=== DATA FOR PROCESSING ===

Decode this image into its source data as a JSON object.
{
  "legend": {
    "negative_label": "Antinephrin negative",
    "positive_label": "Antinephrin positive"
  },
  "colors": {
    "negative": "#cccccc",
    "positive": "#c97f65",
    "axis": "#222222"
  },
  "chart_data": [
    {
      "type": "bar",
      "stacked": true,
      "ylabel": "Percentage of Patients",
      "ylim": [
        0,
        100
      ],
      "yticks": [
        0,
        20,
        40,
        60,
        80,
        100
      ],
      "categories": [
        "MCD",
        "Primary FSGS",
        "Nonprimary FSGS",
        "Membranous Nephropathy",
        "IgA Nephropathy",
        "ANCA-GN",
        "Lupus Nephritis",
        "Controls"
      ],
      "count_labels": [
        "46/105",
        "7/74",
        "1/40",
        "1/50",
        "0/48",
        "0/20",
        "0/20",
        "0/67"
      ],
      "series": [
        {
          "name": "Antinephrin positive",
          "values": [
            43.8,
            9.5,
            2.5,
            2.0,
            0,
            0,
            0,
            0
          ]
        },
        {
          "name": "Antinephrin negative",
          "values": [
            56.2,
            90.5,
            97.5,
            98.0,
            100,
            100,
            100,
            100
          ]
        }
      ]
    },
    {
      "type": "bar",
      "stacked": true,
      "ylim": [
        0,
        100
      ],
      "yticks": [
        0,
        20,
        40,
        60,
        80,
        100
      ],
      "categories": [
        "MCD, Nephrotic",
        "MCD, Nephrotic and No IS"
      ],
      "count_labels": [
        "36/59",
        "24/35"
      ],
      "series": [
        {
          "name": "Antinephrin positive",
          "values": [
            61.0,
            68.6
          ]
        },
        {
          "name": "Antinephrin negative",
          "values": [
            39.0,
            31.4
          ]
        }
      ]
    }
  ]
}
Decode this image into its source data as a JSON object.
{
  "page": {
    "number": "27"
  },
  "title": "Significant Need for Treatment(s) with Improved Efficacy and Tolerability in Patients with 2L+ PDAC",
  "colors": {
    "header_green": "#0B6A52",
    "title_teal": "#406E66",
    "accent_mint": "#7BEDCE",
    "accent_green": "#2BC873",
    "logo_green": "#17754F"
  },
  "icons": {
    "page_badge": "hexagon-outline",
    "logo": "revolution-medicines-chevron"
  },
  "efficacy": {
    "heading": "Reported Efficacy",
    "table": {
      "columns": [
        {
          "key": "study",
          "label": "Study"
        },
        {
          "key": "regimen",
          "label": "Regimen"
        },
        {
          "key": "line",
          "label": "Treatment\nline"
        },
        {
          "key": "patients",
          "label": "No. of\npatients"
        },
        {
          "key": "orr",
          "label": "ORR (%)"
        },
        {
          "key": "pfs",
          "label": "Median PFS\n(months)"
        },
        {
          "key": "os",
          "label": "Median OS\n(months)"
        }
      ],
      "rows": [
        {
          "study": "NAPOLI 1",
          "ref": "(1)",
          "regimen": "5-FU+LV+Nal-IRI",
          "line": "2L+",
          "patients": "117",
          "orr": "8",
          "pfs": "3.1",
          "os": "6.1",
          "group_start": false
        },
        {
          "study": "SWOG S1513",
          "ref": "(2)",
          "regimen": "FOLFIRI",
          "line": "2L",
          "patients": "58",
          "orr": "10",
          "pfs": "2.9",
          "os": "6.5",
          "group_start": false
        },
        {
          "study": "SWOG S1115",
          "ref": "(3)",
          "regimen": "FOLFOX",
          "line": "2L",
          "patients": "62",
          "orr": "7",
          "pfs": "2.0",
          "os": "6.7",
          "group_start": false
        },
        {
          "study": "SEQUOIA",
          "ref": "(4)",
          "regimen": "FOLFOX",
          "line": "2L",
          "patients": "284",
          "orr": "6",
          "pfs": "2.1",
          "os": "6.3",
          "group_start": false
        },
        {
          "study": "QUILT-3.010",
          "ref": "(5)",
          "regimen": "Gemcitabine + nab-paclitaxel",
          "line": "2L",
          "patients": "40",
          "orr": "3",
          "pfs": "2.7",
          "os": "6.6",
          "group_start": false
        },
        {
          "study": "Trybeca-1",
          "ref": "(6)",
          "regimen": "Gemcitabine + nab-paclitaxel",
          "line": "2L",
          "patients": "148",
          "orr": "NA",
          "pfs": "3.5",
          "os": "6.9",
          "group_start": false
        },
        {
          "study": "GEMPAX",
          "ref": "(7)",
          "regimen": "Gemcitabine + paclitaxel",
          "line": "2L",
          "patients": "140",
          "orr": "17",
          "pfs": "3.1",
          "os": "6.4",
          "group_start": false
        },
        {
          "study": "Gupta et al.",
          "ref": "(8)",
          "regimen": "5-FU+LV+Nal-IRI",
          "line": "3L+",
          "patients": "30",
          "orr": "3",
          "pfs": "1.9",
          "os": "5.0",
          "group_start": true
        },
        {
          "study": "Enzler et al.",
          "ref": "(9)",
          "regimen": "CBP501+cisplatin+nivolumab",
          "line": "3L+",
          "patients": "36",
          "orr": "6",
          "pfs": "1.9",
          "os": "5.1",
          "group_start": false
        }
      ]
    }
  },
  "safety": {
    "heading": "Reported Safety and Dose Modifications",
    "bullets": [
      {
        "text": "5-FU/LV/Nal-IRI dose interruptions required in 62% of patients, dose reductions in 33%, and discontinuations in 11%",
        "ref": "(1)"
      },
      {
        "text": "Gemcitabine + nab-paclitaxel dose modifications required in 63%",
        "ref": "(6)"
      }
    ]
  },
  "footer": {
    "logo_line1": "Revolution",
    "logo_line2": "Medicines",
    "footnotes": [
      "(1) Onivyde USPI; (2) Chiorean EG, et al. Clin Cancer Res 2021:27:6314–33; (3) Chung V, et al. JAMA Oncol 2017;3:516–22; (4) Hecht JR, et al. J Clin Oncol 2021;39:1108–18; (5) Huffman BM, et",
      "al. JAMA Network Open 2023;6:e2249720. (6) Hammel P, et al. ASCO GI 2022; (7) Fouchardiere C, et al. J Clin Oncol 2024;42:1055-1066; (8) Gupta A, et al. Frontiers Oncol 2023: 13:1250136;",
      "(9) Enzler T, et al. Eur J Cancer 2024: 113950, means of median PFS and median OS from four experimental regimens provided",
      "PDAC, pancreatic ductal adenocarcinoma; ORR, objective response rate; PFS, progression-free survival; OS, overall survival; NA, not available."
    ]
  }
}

===

Every record listed above needs to be written out again exactly.

Decode this image into its source data as a JSON object.
{
  "legend": {
    "negative_label": "Antinephrin negative",
    "positive_label": "Antinephrin positive"
  },
  "colors": {
    "negative": "#cccccc",
    "positive": "#c97f65",
    "axis": "#222222"
  },
  "chart_data": [
    {
      "type": "bar",
      "stacked": true,
      "ylabel": "Percentage of Patients",
      "ylim": [
        0,
        100
      ],
      "yticks": [
        0,
        20,
        40,
        60,
        80,
        100
      ],
      "categories": [
        "MCD",
        "Primary FSGS",
        "Nonprimary FSGS",
        "Membranous Nephropathy",
        "IgA Nephropathy",
        "ANCA-GN",
        "Lupus Nephritis",
        "Controls"
      ],
      "count_labels": [
        "46/105",
        "7/74",
        "1/40",
        "1/50",
        "0/48",
        "0/20",
        "0/20",
        "0/67"
      ],
      "series": [
        {
          "name": "Antinephrin positive",
          "values": [
            43.8,
            9.5,
            2.5,
            2.0,
            0,
            0,
            0,
            0
          ]
        },
        {
          "name": "Antinephrin negative",
          "values": [
            56.2,
            90.5,
            97.5,
            98.0,
            100,
            100,
            100,
            100
          ]
        }
      ]
    },
    {
      "type": "bar",
      "stacked": true,
      "ylim": [
        0,
        100
      ],
      "yticks": [
        0,
        20,
        40,
        60,
        80,
        100
      ],
      "categories": [
        "MCD, Nephrotic",
        "MCD, Nephrotic and No IS"
      ],
      "count_labels": [
        "36/59",
        "24/35"
      ],
      "series": [
        {
          "name": "Antinephrin positive",
          "values": [
            61.0,
            68.6
          ]
        },
        {
          "name": "Antinephrin negative",
          "values": [
            39.0,
            31.4
          ]
        }
      ]
    }
  ]
}
Decode this image into its source data as a JSON object.
{
  "page": {
    "number": "27"
  },
  "title": "Significant Need for Treatment(s) with Improved Efficacy and Tolerability in Patients with 2L+ PDAC",
  "colors": {
    "header_green": "#0B6A52",
    "title_teal": "#406E66",
    "accent_mint": "#7BEDCE",
    "accent_green": "#2BC873",
    "logo_green": "#17754F"
  },
  "icons": {
    "page_badge": "hexagon-outline",
    "logo": "revolution-medicines-chevron"
  },
  "efficacy": {
    "heading": "Reported Efficacy",
    "table": {
      "columns": [
        {
          "key": "study",
          "label": "Study"
        },
        {
          "key": "regimen",
          "label": "Regimen"
        },
        {
          "key": "line",
          "label": "Treatment\nline"
        },
        {
          "key": "patients",
          "label": "No. of\npatients"
        },
        {
          "key": "orr",
          "label": "ORR (%)"
        },
        {
          "key": "pfs",
          "label": "Median PFS\n(months)"
        },
        {
          "key": "os",
          "label": "Median OS\n(months)"
        }
      ],
      "rows": [
        {
          "study": "NAPOLI 1",
          "ref": "(1)",
          "regimen": "5-FU+LV+Nal-IRI",
          "line": "2L+",
          "patients": "117",
          "orr": "8",
          "pfs": "3.1",
          "os": "6.1",
          "group_start": false
        },
        {
          "study": "SWOG S1513",
          "ref": "(2)",
          "regimen": "FOLFIRI",
          "line": "2L",
          "patients": "58",
          "orr": "10",
          "pfs": "2.9",
          "os": "6.5",
          "group_start": false
        },
        {
          "study": "SWOG S1115",
          "ref": "(3)",
          "regimen": "FOLFOX",
          "line": "2L",
          "patients": "62",
          "orr": "7",
          "pfs": "2.0",
          "os": "6.7",
          "group_start": false
        },
        {
          "study": "SEQUOIA",
          "ref": "(4)",
          "regimen": "FOLFOX",
          "line": "2L",
          "patients": "284",
          "orr": "6",
          "pfs": "2.1",
          "os": "6.3",
          "group_start": false
        },
        {
          "study": "QUILT-3.010",
          "ref": "(5)",
          "regimen": "Gemcitabine + nab-paclitaxel",
          "line": "2L",
          "patients": "40",
          "orr": "3",
          "pfs": "2.7",
          "os": "6.6",
          "group_start": false
        },
        {
          "study": "Trybeca-1",
          "ref": "(6)",
          "regimen": "Gemcitabine + nab-paclitaxel",
          "line": "2L",
          "patients": "148",
          "orr": "NA",
          "pfs": "3.5",
          "os": "6.9",
          "group_start": false
        },
        {
          "study": "GEMPAX",
          "ref": "(7)",
          "regimen": "Gemcitabine + paclitaxel",
          "line": "2L",
          "patients": "140",
          "orr": "17",
          "pfs": "3.1",
          "os": "6.4",
          "group_start": false
        },
        {
          "study": "Gupta et al.",
          "ref": "(8)",
          "regimen": "5-FU+LV+Nal-IRI",
          "line": "3L+",
          "patients": "30",
          "orr": "3",
          "pfs": "1.9",
          "os": "5.0",
          "group_start": true
        },
        {
          "study": "Enzler et al.",
          "ref": "(9)",
          "regimen": "CBP501+cisplatin+nivolumab",
          "line": "3L+",
          "patients": "36",
          "orr": "6",
          "pfs": "1.9",
          "os": "5.1",
          "group_start": false
        }
      ]
    }
  },
  "safety": {
    "heading": "Reported Safety and Dose Modifications",
    "bullets": [
      {
        "text": "5-FU/LV/Nal-IRI dose interruptions required in 62% of patients, dose reductions in 33%, and discontinuations in 11%",
        "ref": "(1)"
      },
      {
        "text": "Gemcitabine + nab-paclitaxel dose modifications required in 63%",
        "ref": "(6)"
      }
    ]
  },
  "footer": {
    "logo_line1": "Revolution",
    "logo_line2": "Medicines",
    "footnotes": [
      "(1) Onivyde USPI; (2) Chiorean EG, et al. Clin Cancer Res 2021:27:6314–33; (3) Chung V, et al. JAMA Oncol 2017;3:516–22; (4) Hecht JR, et al. J Clin Oncol 2021;39:1108–18; (5) Huffman BM, et",
      "al. JAMA Network Open 2023;6:e2249720. (6) Hammel P, et al. ASCO GI 2022; (7) Fouchardiere C, et al. J Clin Oncol 2024;42:1055-1066; (8) Gupta A, et al. Frontiers Oncol 2023: 13:1250136;",
      "(9) Enzler T, et al. Eur J Cancer 2024: 113950, means of median PFS and median OS from four experimental regimens provided",
      "PDAC, pancreatic ductal adenocarcinoma; ORR, objective response rate; PFS, progression-free survival; OS, overall survival; NA, not available."
    ]
  }
}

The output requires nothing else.